DATASET RECORDS:

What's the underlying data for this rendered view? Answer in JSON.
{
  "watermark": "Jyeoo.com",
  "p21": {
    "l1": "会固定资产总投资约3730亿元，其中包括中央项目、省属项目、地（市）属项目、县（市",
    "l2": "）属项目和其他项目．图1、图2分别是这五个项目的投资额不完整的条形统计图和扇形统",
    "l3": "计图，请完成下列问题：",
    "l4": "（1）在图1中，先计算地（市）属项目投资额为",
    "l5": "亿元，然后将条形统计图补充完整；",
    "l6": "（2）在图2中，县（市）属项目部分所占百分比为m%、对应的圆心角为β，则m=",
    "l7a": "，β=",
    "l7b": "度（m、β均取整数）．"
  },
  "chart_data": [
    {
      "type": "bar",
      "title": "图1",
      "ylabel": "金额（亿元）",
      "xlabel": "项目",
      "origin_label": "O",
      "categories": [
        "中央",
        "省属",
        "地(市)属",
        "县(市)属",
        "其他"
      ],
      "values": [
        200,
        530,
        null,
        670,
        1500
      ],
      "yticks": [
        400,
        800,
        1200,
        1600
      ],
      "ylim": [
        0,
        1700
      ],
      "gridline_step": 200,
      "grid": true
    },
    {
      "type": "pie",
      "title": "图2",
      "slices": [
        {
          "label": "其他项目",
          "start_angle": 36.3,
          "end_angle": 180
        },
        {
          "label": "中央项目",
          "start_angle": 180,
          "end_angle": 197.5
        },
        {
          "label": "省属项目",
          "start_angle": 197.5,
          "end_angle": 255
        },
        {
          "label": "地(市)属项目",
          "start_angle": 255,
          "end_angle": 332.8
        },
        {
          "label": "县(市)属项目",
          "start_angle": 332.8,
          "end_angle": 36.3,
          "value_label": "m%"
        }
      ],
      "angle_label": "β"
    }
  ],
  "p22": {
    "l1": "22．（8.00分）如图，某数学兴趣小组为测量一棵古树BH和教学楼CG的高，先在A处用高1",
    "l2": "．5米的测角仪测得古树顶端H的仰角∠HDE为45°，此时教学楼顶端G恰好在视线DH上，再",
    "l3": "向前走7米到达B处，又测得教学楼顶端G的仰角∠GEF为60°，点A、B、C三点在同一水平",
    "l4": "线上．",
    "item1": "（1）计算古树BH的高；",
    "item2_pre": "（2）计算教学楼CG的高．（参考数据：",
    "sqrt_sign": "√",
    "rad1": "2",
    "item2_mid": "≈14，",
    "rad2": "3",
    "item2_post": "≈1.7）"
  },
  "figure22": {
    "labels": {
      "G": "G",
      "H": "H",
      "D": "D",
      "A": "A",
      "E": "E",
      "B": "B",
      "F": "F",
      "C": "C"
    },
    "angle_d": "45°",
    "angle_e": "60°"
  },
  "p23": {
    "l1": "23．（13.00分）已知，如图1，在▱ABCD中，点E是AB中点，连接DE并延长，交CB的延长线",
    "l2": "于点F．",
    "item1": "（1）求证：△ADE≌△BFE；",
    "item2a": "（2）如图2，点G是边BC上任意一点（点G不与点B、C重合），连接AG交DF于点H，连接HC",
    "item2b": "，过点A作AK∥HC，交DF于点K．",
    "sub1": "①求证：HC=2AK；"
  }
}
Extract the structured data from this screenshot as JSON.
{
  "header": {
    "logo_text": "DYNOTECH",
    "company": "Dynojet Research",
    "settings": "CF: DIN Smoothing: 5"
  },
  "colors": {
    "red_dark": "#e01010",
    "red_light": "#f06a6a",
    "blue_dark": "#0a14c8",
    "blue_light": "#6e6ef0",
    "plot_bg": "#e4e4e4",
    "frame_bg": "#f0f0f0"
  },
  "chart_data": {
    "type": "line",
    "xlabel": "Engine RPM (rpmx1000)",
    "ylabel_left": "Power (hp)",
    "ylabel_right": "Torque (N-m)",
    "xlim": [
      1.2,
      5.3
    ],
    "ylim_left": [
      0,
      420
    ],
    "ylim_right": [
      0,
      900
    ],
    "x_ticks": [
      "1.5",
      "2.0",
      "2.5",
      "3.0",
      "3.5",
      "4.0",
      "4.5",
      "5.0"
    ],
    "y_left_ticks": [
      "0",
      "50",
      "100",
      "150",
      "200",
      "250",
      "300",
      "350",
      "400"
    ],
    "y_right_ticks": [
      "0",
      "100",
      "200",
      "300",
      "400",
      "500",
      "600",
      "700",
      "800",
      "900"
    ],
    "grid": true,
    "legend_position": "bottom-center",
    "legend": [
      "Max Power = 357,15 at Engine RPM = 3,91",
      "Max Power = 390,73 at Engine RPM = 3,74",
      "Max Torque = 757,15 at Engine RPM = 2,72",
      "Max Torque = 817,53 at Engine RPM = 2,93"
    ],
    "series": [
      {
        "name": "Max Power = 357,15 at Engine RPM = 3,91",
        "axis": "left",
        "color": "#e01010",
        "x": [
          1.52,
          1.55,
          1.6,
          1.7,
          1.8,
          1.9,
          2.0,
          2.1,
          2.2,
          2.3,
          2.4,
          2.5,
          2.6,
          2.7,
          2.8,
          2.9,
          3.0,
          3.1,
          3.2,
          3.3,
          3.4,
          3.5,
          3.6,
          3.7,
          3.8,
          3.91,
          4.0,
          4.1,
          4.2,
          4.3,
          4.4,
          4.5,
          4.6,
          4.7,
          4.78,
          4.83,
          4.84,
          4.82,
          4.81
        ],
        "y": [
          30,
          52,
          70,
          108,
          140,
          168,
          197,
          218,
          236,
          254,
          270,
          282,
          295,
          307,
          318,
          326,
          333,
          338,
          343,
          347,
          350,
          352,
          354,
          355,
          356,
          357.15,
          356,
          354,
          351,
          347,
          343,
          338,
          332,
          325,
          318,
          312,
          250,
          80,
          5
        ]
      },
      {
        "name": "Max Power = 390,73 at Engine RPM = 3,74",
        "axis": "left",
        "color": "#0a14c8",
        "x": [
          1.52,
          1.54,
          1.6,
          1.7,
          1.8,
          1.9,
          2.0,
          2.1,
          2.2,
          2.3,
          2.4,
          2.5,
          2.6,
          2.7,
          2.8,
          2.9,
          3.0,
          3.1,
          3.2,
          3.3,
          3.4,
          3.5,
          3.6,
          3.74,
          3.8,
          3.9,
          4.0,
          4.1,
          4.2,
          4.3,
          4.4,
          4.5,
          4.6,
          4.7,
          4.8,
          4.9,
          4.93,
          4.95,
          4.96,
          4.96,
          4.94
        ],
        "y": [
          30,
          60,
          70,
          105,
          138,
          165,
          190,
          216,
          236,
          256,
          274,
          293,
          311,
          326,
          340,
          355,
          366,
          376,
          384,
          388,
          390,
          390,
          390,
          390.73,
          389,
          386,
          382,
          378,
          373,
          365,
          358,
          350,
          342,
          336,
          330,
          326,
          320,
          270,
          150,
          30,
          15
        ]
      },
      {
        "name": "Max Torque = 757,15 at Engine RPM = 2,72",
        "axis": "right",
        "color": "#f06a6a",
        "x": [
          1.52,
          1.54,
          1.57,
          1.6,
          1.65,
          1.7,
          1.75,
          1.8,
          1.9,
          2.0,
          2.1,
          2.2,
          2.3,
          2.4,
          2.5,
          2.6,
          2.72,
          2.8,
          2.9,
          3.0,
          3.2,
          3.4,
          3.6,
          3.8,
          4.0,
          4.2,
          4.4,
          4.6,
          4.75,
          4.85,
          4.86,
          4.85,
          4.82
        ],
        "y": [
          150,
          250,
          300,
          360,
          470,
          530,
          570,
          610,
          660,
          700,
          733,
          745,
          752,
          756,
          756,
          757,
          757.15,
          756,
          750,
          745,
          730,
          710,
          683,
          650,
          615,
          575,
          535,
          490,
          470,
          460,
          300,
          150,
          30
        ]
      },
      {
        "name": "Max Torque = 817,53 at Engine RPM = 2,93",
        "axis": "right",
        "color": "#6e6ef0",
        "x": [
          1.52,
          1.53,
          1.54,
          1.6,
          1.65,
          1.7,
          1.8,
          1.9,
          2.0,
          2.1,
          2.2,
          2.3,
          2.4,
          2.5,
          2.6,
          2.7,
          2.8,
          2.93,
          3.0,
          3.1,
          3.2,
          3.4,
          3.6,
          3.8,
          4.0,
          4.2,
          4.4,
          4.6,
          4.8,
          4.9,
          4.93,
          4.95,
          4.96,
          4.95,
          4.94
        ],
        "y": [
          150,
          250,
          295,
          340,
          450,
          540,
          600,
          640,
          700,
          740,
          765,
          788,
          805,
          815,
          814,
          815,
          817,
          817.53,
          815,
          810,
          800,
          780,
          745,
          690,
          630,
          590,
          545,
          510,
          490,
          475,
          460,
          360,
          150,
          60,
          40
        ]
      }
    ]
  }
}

PROBLEM REQUIREMENTS:
How many of the lines above include the word "Torque"? Respond with the number alone.

RIGHT ANSWER:
5